> _TASK STATEMENT_: Count the lines in the listing below that contain the string "with", and give only that number.

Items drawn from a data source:
= = = =
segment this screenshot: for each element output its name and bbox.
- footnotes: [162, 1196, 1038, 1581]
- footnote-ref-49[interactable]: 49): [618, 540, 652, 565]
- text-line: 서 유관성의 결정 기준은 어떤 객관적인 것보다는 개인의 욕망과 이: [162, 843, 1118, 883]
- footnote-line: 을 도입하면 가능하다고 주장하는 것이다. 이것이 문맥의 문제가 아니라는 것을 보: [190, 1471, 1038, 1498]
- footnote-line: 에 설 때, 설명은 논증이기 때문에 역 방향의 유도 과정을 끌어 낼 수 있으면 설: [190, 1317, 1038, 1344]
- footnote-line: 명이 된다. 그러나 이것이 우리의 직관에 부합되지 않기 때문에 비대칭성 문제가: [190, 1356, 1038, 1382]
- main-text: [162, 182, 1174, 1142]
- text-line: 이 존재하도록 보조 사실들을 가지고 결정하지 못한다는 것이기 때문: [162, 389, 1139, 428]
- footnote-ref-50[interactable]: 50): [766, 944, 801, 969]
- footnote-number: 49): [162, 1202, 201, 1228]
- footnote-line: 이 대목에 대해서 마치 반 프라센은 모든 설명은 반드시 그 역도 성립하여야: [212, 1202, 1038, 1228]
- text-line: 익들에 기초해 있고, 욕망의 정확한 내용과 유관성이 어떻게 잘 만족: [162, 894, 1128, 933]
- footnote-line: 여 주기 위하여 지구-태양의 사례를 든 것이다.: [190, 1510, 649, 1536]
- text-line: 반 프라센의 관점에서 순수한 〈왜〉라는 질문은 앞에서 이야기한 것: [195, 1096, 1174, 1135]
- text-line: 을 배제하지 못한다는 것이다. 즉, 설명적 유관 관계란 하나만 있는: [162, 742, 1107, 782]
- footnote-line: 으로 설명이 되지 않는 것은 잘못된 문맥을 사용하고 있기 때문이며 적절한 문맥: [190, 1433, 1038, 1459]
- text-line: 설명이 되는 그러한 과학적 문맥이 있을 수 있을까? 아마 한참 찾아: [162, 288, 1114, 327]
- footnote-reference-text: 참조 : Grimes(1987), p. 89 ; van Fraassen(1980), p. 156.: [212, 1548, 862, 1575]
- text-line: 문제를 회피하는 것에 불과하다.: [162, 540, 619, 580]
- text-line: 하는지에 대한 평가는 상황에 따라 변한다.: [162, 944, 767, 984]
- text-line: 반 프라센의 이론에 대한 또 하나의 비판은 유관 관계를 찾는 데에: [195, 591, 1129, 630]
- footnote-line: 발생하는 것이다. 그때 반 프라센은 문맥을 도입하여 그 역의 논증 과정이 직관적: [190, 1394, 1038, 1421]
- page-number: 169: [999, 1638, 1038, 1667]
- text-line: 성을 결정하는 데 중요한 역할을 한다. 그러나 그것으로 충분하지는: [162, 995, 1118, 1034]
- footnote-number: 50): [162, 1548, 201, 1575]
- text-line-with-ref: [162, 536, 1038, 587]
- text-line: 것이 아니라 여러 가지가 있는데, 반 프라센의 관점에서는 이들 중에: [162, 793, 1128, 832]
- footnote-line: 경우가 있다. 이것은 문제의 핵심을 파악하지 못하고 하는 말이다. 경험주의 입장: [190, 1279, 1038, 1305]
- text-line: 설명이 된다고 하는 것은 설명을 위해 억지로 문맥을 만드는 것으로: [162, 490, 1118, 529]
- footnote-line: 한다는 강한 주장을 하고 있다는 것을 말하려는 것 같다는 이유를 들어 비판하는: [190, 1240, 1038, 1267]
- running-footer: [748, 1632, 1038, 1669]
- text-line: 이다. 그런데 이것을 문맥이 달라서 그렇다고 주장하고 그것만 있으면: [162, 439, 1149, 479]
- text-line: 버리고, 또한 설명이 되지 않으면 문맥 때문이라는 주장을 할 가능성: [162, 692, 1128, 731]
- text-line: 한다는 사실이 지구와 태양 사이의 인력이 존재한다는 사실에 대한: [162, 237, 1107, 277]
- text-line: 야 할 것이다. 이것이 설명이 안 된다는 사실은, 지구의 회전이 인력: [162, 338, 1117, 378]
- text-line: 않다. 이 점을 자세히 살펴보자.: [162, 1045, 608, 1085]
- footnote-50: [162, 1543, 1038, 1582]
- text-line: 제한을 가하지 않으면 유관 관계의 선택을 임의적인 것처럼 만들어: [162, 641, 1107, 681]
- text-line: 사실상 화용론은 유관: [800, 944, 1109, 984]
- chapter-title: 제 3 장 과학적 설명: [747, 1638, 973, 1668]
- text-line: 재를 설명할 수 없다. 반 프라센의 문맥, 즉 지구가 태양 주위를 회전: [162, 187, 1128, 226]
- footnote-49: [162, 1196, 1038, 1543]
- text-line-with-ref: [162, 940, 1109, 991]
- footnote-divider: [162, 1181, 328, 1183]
= = = =
> _THE RESULT_: 2